[Saved entries]

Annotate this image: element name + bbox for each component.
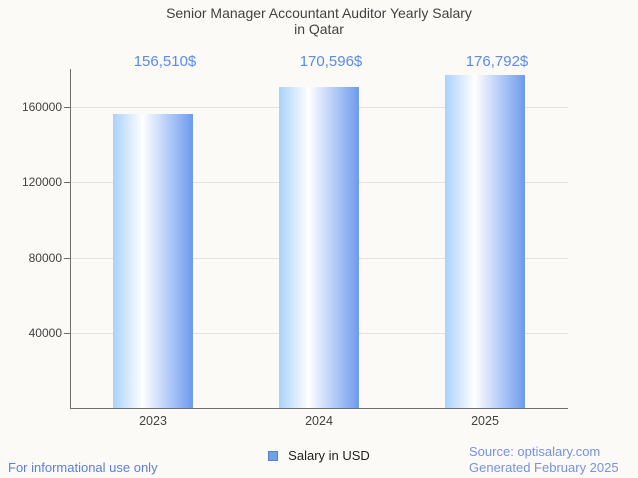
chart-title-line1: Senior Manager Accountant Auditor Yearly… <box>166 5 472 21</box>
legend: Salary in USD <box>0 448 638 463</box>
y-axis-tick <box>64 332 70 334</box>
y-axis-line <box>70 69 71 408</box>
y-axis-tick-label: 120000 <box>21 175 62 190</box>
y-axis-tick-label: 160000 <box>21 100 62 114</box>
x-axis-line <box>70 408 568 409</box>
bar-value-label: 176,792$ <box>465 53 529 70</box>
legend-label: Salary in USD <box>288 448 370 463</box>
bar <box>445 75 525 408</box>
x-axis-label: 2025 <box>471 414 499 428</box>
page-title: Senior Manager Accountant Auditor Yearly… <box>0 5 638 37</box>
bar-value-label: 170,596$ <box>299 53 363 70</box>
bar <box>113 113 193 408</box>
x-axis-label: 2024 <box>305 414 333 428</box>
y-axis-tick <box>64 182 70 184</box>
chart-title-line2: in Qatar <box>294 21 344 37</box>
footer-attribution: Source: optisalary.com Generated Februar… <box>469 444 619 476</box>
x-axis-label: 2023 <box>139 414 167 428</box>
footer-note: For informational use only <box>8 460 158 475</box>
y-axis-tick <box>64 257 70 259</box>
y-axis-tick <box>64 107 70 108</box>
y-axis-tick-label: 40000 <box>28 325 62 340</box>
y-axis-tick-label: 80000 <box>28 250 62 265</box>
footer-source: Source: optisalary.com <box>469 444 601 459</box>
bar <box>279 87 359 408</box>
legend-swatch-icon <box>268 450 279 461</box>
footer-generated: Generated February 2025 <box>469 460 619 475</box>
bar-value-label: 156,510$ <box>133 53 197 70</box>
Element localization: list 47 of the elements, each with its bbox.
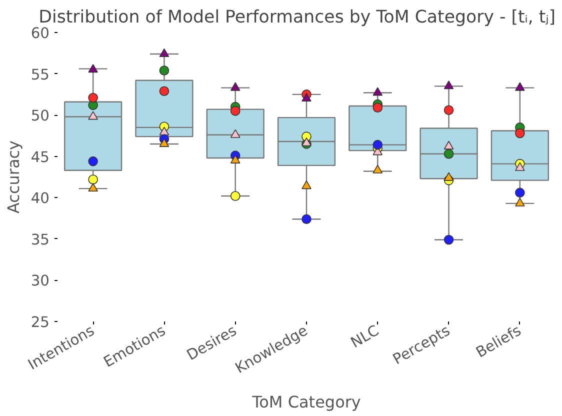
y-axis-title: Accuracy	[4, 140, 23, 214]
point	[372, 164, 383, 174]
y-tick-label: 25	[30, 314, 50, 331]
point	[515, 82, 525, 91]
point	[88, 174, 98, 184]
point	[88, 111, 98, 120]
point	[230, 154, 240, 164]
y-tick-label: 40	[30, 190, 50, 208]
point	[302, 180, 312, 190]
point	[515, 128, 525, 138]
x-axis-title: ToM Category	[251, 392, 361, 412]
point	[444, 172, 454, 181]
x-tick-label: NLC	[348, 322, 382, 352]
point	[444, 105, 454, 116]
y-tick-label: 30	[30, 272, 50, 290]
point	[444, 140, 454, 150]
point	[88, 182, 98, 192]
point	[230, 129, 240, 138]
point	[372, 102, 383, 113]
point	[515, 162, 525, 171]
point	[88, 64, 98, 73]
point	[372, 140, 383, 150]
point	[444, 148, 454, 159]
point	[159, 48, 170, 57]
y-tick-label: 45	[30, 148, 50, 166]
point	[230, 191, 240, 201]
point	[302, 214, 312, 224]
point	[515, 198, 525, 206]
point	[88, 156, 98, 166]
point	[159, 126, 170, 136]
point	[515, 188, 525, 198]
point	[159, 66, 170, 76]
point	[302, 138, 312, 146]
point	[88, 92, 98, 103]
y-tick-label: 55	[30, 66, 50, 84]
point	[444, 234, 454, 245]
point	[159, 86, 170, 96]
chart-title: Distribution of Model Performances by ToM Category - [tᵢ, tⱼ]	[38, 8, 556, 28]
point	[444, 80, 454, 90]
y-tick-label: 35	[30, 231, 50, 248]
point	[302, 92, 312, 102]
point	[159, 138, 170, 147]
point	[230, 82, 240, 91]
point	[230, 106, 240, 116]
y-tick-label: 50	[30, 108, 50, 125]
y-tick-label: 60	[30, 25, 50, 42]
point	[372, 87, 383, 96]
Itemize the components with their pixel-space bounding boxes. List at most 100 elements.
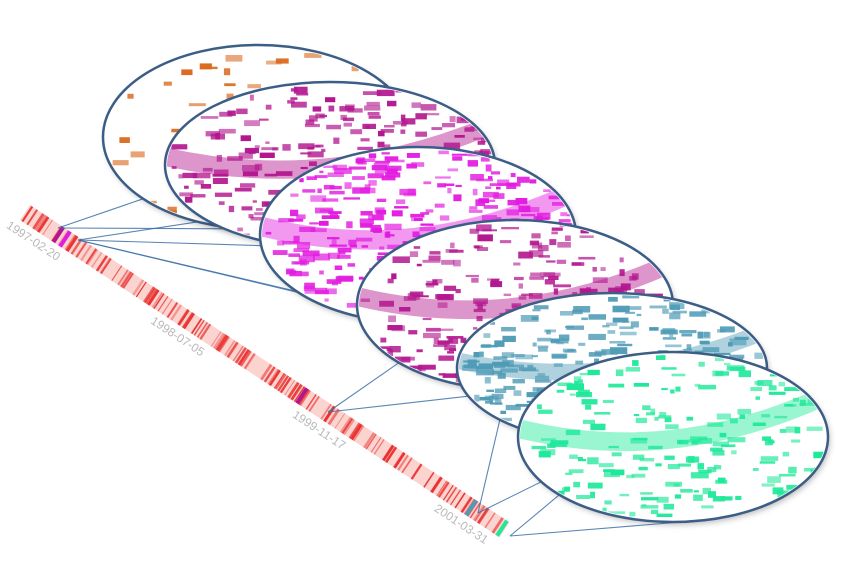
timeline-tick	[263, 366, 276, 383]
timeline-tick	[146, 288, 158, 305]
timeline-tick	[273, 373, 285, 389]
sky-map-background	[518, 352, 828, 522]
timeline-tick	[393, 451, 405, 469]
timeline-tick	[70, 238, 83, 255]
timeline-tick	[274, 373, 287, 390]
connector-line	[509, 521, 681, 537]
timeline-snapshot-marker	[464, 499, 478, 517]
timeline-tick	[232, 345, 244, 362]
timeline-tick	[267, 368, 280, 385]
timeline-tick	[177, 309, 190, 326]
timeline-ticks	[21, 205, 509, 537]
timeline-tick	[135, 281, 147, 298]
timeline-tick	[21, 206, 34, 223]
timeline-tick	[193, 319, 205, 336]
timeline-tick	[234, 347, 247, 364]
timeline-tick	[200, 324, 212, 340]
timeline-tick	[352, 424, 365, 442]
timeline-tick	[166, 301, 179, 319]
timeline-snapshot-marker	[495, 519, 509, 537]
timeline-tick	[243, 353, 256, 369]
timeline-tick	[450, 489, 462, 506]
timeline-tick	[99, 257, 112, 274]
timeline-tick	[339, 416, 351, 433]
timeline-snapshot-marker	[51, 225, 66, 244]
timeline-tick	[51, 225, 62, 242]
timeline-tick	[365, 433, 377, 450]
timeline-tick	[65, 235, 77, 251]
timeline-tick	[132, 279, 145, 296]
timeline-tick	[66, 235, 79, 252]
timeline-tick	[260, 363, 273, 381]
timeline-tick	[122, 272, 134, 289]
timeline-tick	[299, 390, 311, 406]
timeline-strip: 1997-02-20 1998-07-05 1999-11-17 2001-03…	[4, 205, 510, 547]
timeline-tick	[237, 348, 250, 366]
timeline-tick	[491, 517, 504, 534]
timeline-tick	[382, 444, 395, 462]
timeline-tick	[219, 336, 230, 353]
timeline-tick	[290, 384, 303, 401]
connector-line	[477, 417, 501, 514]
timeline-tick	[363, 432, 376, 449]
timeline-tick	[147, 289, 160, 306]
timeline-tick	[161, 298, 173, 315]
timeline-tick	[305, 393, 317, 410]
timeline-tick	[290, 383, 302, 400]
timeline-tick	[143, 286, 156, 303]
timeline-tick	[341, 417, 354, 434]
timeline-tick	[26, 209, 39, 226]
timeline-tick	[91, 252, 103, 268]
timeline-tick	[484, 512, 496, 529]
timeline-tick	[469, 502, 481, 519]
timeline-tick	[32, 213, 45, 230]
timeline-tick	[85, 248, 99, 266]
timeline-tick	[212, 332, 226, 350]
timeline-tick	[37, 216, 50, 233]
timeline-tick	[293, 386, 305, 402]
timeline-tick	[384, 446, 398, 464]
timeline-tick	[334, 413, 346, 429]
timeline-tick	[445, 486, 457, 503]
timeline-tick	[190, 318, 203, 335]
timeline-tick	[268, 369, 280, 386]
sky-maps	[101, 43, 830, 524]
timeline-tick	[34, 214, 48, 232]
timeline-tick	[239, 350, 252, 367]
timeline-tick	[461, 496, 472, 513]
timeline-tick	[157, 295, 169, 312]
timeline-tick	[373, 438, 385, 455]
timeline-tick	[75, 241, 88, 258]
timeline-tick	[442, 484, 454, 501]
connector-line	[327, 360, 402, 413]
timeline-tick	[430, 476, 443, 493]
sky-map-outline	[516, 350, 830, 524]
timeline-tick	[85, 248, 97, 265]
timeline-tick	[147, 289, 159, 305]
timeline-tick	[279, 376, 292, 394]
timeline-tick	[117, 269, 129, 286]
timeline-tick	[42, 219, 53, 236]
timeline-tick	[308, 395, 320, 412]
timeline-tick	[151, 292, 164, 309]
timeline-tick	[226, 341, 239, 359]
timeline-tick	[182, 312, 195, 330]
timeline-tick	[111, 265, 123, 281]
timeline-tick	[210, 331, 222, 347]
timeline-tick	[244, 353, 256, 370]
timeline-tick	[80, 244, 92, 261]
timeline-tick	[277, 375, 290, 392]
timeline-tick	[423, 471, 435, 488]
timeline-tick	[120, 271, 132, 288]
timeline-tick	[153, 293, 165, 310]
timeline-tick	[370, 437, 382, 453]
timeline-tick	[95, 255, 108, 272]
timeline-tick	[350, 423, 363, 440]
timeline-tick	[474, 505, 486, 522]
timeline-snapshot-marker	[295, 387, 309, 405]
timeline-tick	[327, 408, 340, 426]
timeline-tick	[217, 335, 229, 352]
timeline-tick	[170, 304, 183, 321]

### GOAL
Transcribe without alteration the rows in the stretch from the line containing "140, 23, 214]" through the line containing "102, 383, 113]", both included.

### TASK SOLUTION
y-axis-title: Accuracy	[4, 140, 23, 214]
point	[372, 164, 383, 174]
y-tick-label: 25	[30, 314, 50, 331]
point	[515, 82, 525, 91]
point	[88, 174, 98, 184]
point	[88, 111, 98, 120]
point	[230, 154, 240, 164]
y-tick-label: 40	[30, 190, 50, 208]
point	[302, 180, 312, 190]
point	[515, 128, 525, 138]
x-axis-title: ToM Category	[251, 392, 361, 412]
point	[444, 172, 454, 181]
x-tick-label: NLC	[348, 322, 382, 352]
point	[444, 105, 454, 116]
y-tick-label: 30	[30, 272, 50, 290]
point	[444, 140, 454, 150]
point	[88, 182, 98, 192]
point	[230, 129, 240, 138]
point	[372, 102, 383, 113]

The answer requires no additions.